*GIVEN TASK*
Here are some records; quote them exactly, leaving out the pictures.

════

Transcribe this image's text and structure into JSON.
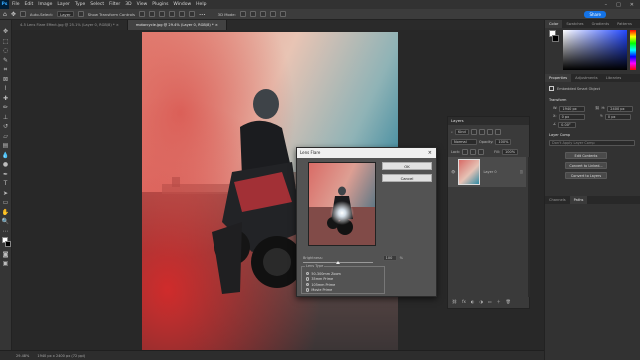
{
  "menubar": {
    "logo": "Ps",
    "items": [
      "File",
      "Edit",
      "Image",
      "Layer",
      "Type",
      "Select",
      "Filter",
      "3D",
      "View",
      "Plugins",
      "Window",
      "Help"
    ],
    "window_controls": [
      "–",
      "□",
      "✕"
    ]
  },
  "options_bar": {
    "auto_select_label": "Auto-Select:",
    "auto_select_value": "Layer",
    "show_transform_label": "Show Transform Controls",
    "mode_3d_label": "3D Mode:",
    "share_label": "Share"
  },
  "tabs": [
    {
      "label": "4-5 Lens Flare Effect.jpg @ 25.1% (Layer 0, RGB/8) *  ×",
      "active": false
    },
    {
      "label": "motorcycle.jpg @ 29.4% (Layer 0, RGB/8) *  ×",
      "active": true
    }
  ],
  "status_bar": {
    "zoom": "29.48%",
    "doc_size": "1940 px x 2400 px (72 ppi)"
  },
  "panels": {
    "color_tabs": [
      "Color",
      "Swatches",
      "Gradients",
      "Patterns"
    ],
    "properties_tabs": [
      "Properties",
      "Adjustments",
      "Libraries"
    ],
    "embedded_label": "Embedded Smart Object",
    "transform_title": "Transform",
    "w_label": "W:",
    "w_value": "1940 px",
    "h_label": "H:",
    "h_value": "2400 px",
    "x_label": "X:",
    "x_value": "0 px",
    "y_label": "Y:",
    "y_value": "0 px",
    "angle_value": "0.00°",
    "layer_comp_label": "Layer Comp",
    "layer_comp_placeholder": "Don't Apply Layer Comp",
    "edit_contents": "Edit Contents",
    "convert_linked": "Convert to Linked...",
    "convert_layers": "Convert to Layers",
    "channels_tabs": [
      "Channels",
      "Paths"
    ]
  },
  "layers": {
    "title": "Layers",
    "kind_label": "Kind",
    "blend_mode": "Normal",
    "opacity_label": "Opacity:",
    "opacity_value": "100%",
    "lock_label": "Lock:",
    "fill_label": "Fill:",
    "fill_value": "100%",
    "layer_name": "Layer 0"
  },
  "dialog": {
    "title": "Lens Flare",
    "ok": "OK",
    "cancel": "Cancel",
    "brightness_label": "Brightness:",
    "brightness_value": "100",
    "brightness_unit": "%",
    "brightness_level": 0.5,
    "lens_type_label": "Lens Type",
    "lens_types": [
      "50-300mm Zoom",
      "35mm Prime",
      "105mm Prime",
      "Movie Prime"
    ],
    "selected_lens": "105mm Prime"
  },
  "colors": {
    "accent": "#1473e6",
    "panel": "#323232"
  }
}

════

*PROBLEM SOLUTION*
Transcribe this image's text and structure into JSON.
{
  "menubar": {
    "logo": "Ps",
    "items": [
      "File",
      "Edit",
      "Image",
      "Layer",
      "Type",
      "Select",
      "Filter",
      "3D",
      "View",
      "Plugins",
      "Window",
      "Help"
    ],
    "window_controls": [
      "–",
      "□",
      "✕"
    ]
  },
  "options_bar": {
    "auto_select_label": "Auto-Select:",
    "auto_select_value": "Layer",
    "show_transform_label": "Show Transform Controls",
    "mode_3d_label": "3D Mode:",
    "share_label": "Share"
  },
  "tabs": [
    {
      "label": "4-5 Lens Flare Effect.jpg @ 25.1% (Layer 0, RGB/8) *  ×",
      "active": false
    },
    {
      "label": "motorcycle.jpg @ 29.4% (Layer 0, RGB/8) *  ×",
      "active": true
    }
  ],
  "status_bar": {
    "zoom": "29.48%",
    "doc_size": "1940 px x 2400 px (72 ppi)"
  },
  "panels": {
    "color_tabs": [
      "Color",
      "Swatches",
      "Gradients",
      "Patterns"
    ],
    "properties_tabs": [
      "Properties",
      "Adjustments",
      "Libraries"
    ],
    "embedded_label": "Embedded Smart Object",
    "transform_title": "Transform",
    "w_label": "W:",
    "w_value": "1940 px",
    "h_label": "H:",
    "h_value": "2400 px",
    "x_label": "X:",
    "x_value": "0 px",
    "y_label": "Y:",
    "y_value": "0 px",
    "angle_value": "0.00°",
    "layer_comp_label": "Layer Comp",
    "layer_comp_placeholder": "Don't Apply Layer Comp",
    "edit_contents": "Edit Contents",
    "convert_linked": "Convert to Linked...",
    "convert_layers": "Convert to Layers",
    "channels_tabs": [
      "Channels",
      "Paths"
    ]
  },
  "layers": {
    "title": "Layers",
    "kind_label": "Kind",
    "blend_mode": "Normal",
    "opacity_label": "Opacity:",
    "opacity_value": "100%",
    "lock_label": "Lock:",
    "fill_label": "Fill:",
    "fill_value": "100%",
    "layer_name": "Layer 0"
  },
  "dialog": {
    "title": "Lens Flare",
    "ok": "OK",
    "cancel": "Cancel",
    "brightness_label": "Brightness:",
    "brightness_value": "100",
    "brightness_unit": "%",
    "brightness_level": 0.5,
    "lens_type_label": "Lens Type",
    "lens_types": [
      "50-300mm Zoom",
      "35mm Prime",
      "105mm Prime",
      "Movie Prime"
    ],
    "selected_lens": "105mm Prime"
  },
  "colors": {
    "accent": "#1473e6",
    "panel": "#323232"
  }
}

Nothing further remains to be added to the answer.